Copy the records below word for word, keeping each line and its order unchanged.

[Extracted records]:
+-------+

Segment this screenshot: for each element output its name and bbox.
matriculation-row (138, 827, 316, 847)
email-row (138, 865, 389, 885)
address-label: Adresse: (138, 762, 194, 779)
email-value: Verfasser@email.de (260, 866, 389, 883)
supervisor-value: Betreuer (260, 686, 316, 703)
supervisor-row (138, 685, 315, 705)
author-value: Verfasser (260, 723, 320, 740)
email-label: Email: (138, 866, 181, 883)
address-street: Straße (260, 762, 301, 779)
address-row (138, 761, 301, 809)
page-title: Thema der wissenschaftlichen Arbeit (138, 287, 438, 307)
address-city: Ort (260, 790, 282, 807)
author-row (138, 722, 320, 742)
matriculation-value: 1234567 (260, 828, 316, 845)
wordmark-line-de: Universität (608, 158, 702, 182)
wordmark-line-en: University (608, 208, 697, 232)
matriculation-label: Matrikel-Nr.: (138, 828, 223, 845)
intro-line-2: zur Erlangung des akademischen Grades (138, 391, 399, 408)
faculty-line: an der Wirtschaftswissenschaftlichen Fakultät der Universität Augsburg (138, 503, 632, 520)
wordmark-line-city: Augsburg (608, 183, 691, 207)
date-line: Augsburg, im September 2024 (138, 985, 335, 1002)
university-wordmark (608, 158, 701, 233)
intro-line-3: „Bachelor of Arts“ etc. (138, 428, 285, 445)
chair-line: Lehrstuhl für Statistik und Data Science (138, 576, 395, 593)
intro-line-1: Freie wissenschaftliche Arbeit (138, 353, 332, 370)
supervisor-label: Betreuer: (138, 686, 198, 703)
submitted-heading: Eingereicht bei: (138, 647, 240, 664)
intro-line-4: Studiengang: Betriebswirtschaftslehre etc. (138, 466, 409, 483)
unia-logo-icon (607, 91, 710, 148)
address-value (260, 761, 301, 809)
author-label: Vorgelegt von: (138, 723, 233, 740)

+-------+

[Task result]:
Segment this screenshot: for each element output its name and bbox.
matriculation-row (138, 827, 316, 847)
email-row (138, 865, 389, 885)
address-label: Adresse: (138, 762, 194, 779)
email-value: Verfasser@email.de (260, 866, 389, 883)
supervisor-value: Betreuer (260, 686, 316, 703)
supervisor-row (138, 685, 315, 705)
author-value: Verfasser (260, 723, 320, 740)
email-label: Email: (138, 866, 181, 883)
address-street: Straße (260, 762, 301, 779)
address-row (138, 761, 301, 809)
page-title: Thema der wissenschaftlichen Arbeit (138, 287, 438, 307)
address-city: Ort (260, 790, 282, 807)
author-row (138, 722, 320, 742)
matriculation-value: 1234567 (260, 828, 316, 845)
wordmark-line-de: Universität (608, 158, 702, 182)
wordmark-line-en: University (608, 208, 697, 232)
matriculation-label: Matrikel-Nr.: (138, 828, 223, 845)
intro-line-2: zur Erlangung des akademischen Grades (138, 391, 399, 408)
faculty-line: an der Wirtschaftswissenschaftlichen Fakultät der Universität Augsburg (138, 503, 632, 520)
wordmark-line-city: Augsburg (608, 183, 691, 207)
date-line: Augsburg, im September 2024 (138, 985, 335, 1002)
university-wordmark (608, 158, 701, 233)
intro-line-3: „Bachelor of Arts“ etc. (138, 428, 285, 445)
chair-line: Lehrstuhl für Statistik und Data Science (138, 576, 395, 593)
intro-line-1: Freie wissenschaftliche Arbeit (138, 353, 332, 370)
supervisor-label: Betreuer: (138, 686, 198, 703)
submitted-heading: Eingereicht bei: (138, 647, 240, 664)
intro-line-4: Studiengang: Betriebswirtschaftslehre etc. (138, 466, 409, 483)
unia-logo-icon (607, 91, 710, 148)
address-value (260, 761, 301, 809)
author-label: Vorgelegt von: (138, 723, 233, 740)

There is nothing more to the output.